● Aim: Write out the material exactly, without any of its pictures.

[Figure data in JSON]
[start]
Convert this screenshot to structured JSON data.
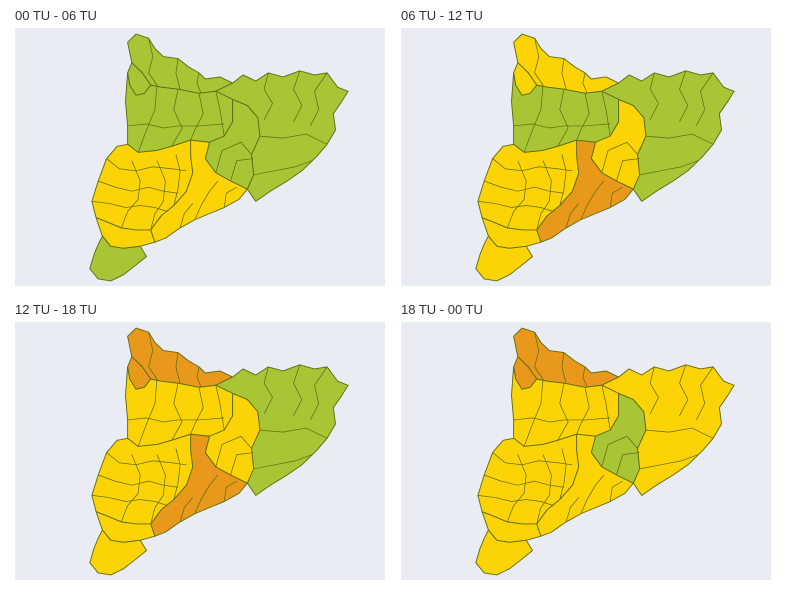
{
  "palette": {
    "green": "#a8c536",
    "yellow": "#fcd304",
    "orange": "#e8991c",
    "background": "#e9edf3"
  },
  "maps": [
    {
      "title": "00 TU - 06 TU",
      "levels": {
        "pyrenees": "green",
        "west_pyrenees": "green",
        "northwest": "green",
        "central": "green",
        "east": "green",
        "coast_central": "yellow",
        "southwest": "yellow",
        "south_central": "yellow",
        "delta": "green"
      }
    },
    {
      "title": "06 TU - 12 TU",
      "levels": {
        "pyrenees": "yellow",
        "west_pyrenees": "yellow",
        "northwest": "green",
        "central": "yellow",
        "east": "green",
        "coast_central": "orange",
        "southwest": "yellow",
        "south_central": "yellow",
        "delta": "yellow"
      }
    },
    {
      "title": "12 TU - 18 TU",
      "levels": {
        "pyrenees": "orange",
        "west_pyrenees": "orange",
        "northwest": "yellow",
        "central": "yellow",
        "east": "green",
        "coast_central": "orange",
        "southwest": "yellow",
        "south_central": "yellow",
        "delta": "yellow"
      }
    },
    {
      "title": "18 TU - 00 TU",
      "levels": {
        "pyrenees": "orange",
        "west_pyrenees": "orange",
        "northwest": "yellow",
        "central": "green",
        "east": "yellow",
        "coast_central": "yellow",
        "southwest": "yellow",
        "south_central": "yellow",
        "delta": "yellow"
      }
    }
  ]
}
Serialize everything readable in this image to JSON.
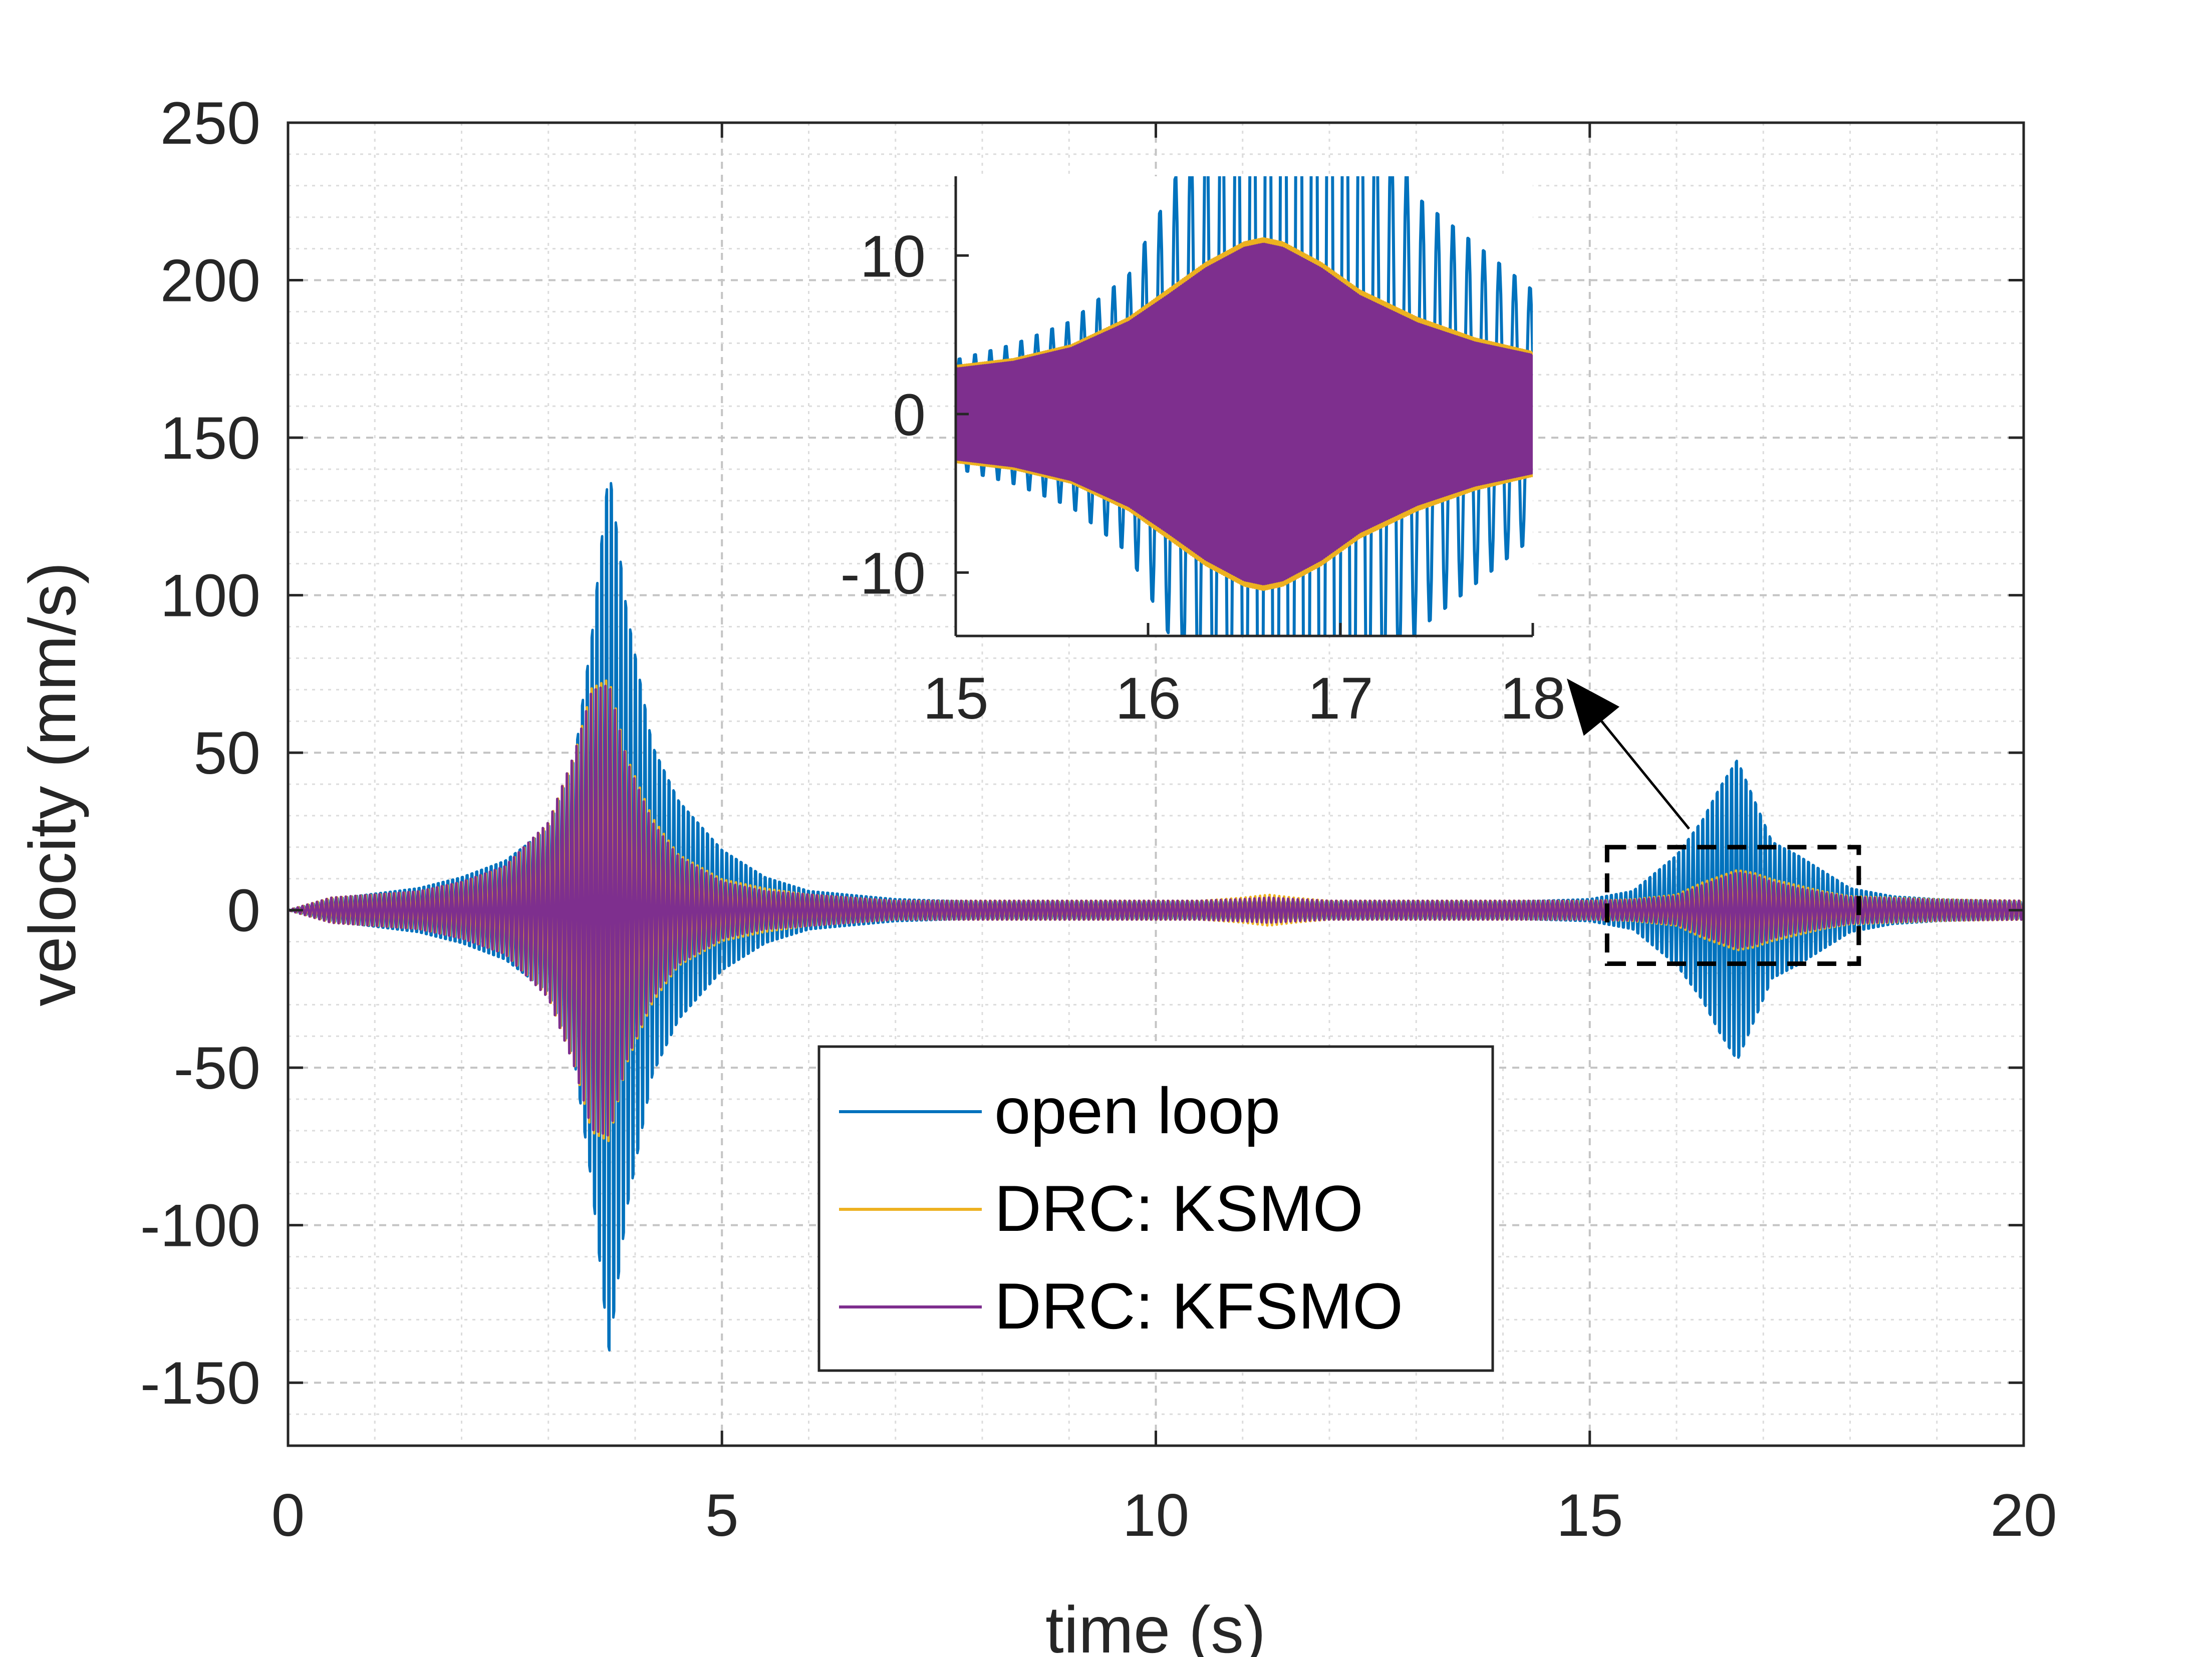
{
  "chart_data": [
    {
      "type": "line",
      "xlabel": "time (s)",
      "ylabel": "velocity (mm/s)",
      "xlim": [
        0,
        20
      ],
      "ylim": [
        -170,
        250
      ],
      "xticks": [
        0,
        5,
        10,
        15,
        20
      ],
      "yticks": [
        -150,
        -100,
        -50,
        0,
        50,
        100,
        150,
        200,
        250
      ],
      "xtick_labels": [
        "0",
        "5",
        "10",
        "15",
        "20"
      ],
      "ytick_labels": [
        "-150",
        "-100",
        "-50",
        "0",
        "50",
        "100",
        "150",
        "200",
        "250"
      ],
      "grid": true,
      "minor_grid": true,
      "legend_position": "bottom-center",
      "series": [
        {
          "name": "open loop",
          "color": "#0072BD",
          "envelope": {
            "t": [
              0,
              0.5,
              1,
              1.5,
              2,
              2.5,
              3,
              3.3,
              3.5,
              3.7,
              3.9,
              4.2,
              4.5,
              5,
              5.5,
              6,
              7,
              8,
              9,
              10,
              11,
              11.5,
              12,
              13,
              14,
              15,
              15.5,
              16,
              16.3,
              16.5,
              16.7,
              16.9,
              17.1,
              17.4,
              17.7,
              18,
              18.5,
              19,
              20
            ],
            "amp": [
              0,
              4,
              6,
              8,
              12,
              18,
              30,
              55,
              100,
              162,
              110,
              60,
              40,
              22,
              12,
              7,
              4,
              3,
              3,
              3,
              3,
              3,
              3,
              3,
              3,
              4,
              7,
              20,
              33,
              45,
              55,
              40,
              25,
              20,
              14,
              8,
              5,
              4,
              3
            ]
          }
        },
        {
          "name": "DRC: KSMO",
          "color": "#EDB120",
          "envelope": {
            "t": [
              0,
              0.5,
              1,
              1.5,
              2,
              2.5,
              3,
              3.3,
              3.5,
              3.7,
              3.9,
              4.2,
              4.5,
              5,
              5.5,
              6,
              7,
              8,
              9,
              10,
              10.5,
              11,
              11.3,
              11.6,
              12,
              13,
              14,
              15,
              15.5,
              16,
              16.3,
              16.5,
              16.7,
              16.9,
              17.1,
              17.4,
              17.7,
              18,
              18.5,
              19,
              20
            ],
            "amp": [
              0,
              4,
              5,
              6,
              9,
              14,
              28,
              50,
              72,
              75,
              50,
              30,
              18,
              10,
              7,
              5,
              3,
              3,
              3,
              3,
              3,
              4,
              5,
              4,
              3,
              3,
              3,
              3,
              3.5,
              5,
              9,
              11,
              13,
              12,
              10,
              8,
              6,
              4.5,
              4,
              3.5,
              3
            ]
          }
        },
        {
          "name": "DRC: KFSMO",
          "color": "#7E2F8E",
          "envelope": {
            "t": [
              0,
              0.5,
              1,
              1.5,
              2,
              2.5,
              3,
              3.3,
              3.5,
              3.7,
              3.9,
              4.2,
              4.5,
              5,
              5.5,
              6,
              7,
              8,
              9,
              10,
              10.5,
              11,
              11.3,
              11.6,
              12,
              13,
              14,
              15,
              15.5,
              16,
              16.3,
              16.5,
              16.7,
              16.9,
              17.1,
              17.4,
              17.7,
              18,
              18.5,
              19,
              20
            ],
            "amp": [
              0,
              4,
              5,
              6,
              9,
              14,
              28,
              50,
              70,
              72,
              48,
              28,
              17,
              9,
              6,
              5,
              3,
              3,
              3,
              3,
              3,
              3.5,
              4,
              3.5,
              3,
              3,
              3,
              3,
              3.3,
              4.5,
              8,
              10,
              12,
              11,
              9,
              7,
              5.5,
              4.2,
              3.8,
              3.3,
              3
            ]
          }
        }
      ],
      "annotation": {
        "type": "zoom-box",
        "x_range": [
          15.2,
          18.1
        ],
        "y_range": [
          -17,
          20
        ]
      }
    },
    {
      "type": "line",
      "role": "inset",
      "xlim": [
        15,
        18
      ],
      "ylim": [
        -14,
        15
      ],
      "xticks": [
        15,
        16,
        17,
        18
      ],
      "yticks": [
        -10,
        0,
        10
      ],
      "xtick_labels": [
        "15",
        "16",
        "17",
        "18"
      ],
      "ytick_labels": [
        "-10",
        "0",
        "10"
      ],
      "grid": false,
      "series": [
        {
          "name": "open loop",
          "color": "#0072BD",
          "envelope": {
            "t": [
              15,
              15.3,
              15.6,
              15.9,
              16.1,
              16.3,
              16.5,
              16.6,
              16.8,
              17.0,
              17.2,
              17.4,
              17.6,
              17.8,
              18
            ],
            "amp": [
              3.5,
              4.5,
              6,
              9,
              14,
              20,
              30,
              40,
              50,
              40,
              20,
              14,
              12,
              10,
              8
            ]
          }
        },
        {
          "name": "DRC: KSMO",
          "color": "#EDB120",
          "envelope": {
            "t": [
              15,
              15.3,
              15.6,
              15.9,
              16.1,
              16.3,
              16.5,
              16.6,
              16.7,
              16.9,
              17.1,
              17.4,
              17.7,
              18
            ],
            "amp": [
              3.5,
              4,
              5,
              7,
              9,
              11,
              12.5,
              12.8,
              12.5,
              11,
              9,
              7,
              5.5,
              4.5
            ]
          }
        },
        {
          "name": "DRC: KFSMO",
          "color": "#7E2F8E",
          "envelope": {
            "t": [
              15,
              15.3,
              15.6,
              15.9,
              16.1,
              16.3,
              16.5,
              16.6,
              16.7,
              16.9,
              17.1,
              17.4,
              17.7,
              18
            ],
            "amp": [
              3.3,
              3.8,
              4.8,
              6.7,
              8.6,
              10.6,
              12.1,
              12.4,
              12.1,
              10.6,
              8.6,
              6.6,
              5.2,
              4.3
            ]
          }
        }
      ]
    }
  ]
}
[end]
● Solution below:
Convert this screenshot to structured JSON data.
{
  "palette": {
    "green": "#a8c536",
    "yellow": "#fcd304",
    "orange": "#e8991c",
    "background": "#e9edf3"
  },
  "maps": [
    {
      "title": "00 TU - 06 TU",
      "levels": {
        "pyrenees": "green",
        "west_pyrenees": "green",
        "northwest": "green",
        "central": "green",
        "east": "green",
        "coast_central": "yellow",
        "southwest": "yellow",
        "south_central": "yellow",
        "delta": "green"
      }
    },
    {
      "title": "06 TU - 12 TU",
      "levels": {
        "pyrenees": "yellow",
        "west_pyrenees": "yellow",
        "northwest": "green",
        "central": "yellow",
        "east": "green",
        "coast_central": "orange",
        "southwest": "yellow",
        "south_central": "yellow",
        "delta": "yellow"
      }
    },
    {
      "title": "12 TU - 18 TU",
      "levels": {
        "pyrenees": "orange",
        "west_pyrenees": "orange",
        "northwest": "yellow",
        "central": "yellow",
        "east": "green",
        "coast_central": "orange",
        "southwest": "yellow",
        "south_central": "yellow",
        "delta": "yellow"
      }
    },
    {
      "title": "18 TU - 00 TU",
      "levels": {
        "pyrenees": "orange",
        "west_pyrenees": "orange",
        "northwest": "yellow",
        "central": "green",
        "east": "yellow",
        "coast_central": "yellow",
        "southwest": "yellow",
        "south_central": "yellow",
        "delta": "yellow"
      }
    }
  ]
}
Serialize everything readable in this image to JSON.
{
  "chart_data": [
    {
      "type": "line",
      "xlabel": "time (s)",
      "ylabel": "velocity (mm/s)",
      "xlim": [
        0,
        20
      ],
      "ylim": [
        -170,
        250
      ],
      "xticks": [
        0,
        5,
        10,
        15,
        20
      ],
      "yticks": [
        -150,
        -100,
        -50,
        0,
        50,
        100,
        150,
        200,
        250
      ],
      "xtick_labels": [
        "0",
        "5",
        "10",
        "15",
        "20"
      ],
      "ytick_labels": [
        "-150",
        "-100",
        "-50",
        "0",
        "50",
        "100",
        "150",
        "200",
        "250"
      ],
      "grid": true,
      "minor_grid": true,
      "legend_position": "bottom-center",
      "series": [
        {
          "name": "open loop",
          "color": "#0072BD",
          "envelope": {
            "t": [
              0,
              0.5,
              1,
              1.5,
              2,
              2.5,
              3,
              3.3,
              3.5,
              3.7,
              3.9,
              4.2,
              4.5,
              5,
              5.5,
              6,
              7,
              8,
              9,
              10,
              11,
              11.5,
              12,
              13,
              14,
              15,
              15.5,
              16,
              16.3,
              16.5,
              16.7,
              16.9,
              17.1,
              17.4,
              17.7,
              18,
              18.5,
              19,
              20
            ],
            "amp": [
              0,
              4,
              6,
              8,
              12,
              18,
              30,
              55,
              100,
              162,
              110,
              60,
              40,
              22,
              12,
              7,
              4,
              3,
              3,
              3,
              3,
              3,
              3,
              3,
              3,
              4,
              7,
              20,
              33,
              45,
              55,
              40,
              25,
              20,
              14,
              8,
              5,
              4,
              3
            ]
          }
        },
        {
          "name": "DRC: KSMO",
          "color": "#EDB120",
          "envelope": {
            "t": [
              0,
              0.5,
              1,
              1.5,
              2,
              2.5,
              3,
              3.3,
              3.5,
              3.7,
              3.9,
              4.2,
              4.5,
              5,
              5.5,
              6,
              7,
              8,
              9,
              10,
              10.5,
              11,
              11.3,
              11.6,
              12,
              13,
              14,
              15,
              15.5,
              16,
              16.3,
              16.5,
              16.7,
              16.9,
              17.1,
              17.4,
              17.7,
              18,
              18.5,
              19,
              20
            ],
            "amp": [
              0,
              4,
              5,
              6,
              9,
              14,
              28,
              50,
              72,
              75,
              50,
              30,
              18,
              10,
              7,
              5,
              3,
              3,
              3,
              3,
              3,
              4,
              5,
              4,
              3,
              3,
              3,
              3,
              3.5,
              5,
              9,
              11,
              13,
              12,
              10,
              8,
              6,
              4.5,
              4,
              3.5,
              3
            ]
          }
        },
        {
          "name": "DRC: KFSMO",
          "color": "#7E2F8E",
          "envelope": {
            "t": [
              0,
              0.5,
              1,
              1.5,
              2,
              2.5,
              3,
              3.3,
              3.5,
              3.7,
              3.9,
              4.2,
              4.5,
              5,
              5.5,
              6,
              7,
              8,
              9,
              10,
              10.5,
              11,
              11.3,
              11.6,
              12,
              13,
              14,
              15,
              15.5,
              16,
              16.3,
              16.5,
              16.7,
              16.9,
              17.1,
              17.4,
              17.7,
              18,
              18.5,
              19,
              20
            ],
            "amp": [
              0,
              4,
              5,
              6,
              9,
              14,
              28,
              50,
              70,
              72,
              48,
              28,
              17,
              9,
              6,
              5,
              3,
              3,
              3,
              3,
              3,
              3.5,
              4,
              3.5,
              3,
              3,
              3,
              3,
              3.3,
              4.5,
              8,
              10,
              12,
              11,
              9,
              7,
              5.5,
              4.2,
              3.8,
              3.3,
              3
            ]
          }
        }
      ],
      "annotation": {
        "type": "zoom-box",
        "x_range": [
          15.2,
          18.1
        ],
        "y_range": [
          -17,
          20
        ]
      }
    },
    {
      "type": "line",
      "role": "inset",
      "xlim": [
        15,
        18
      ],
      "ylim": [
        -14,
        15
      ],
      "xticks": [
        15,
        16,
        17,
        18
      ],
      "yticks": [
        -10,
        0,
        10
      ],
      "xtick_labels": [
        "15",
        "16",
        "17",
        "18"
      ],
      "ytick_labels": [
        "-10",
        "0",
        "10"
      ],
      "grid": false,
      "series": [
        {
          "name": "open loop",
          "color": "#0072BD",
          "envelope": {
            "t": [
              15,
              15.3,
              15.6,
              15.9,
              16.1,
              16.3,
              16.5,
              16.6,
              16.8,
              17.0,
              17.2,
              17.4,
              17.6,
              17.8,
              18
            ],
            "amp": [
              3.5,
              4.5,
              6,
              9,
              14,
              20,
              30,
              40,
              50,
              40,
              20,
              14,
              12,
              10,
              8
            ]
          }
        },
        {
          "name": "DRC: KSMO",
          "color": "#EDB120",
          "envelope": {
            "t": [
              15,
              15.3,
              15.6,
              15.9,
              16.1,
              16.3,
              16.5,
              16.6,
              16.7,
              16.9,
              17.1,
              17.4,
              17.7,
              18
            ],
            "amp": [
              3.5,
              4,
              5,
              7,
              9,
              11,
              12.5,
              12.8,
              12.5,
              11,
              9,
              7,
              5.5,
              4.5
            ]
          }
        },
        {
          "name": "DRC: KFSMO",
          "color": "#7E2F8E",
          "envelope": {
            "t": [
              15,
              15.3,
              15.6,
              15.9,
              16.1,
              16.3,
              16.5,
              16.6,
              16.7,
              16.9,
              17.1,
              17.4,
              17.7,
              18
            ],
            "amp": [
              3.3,
              3.8,
              4.8,
              6.7,
              8.6,
              10.6,
              12.1,
              12.4,
              12.1,
              10.6,
              8.6,
              6.6,
              5.2,
              4.3
            ]
          }
        }
      ]
    }
  ]
}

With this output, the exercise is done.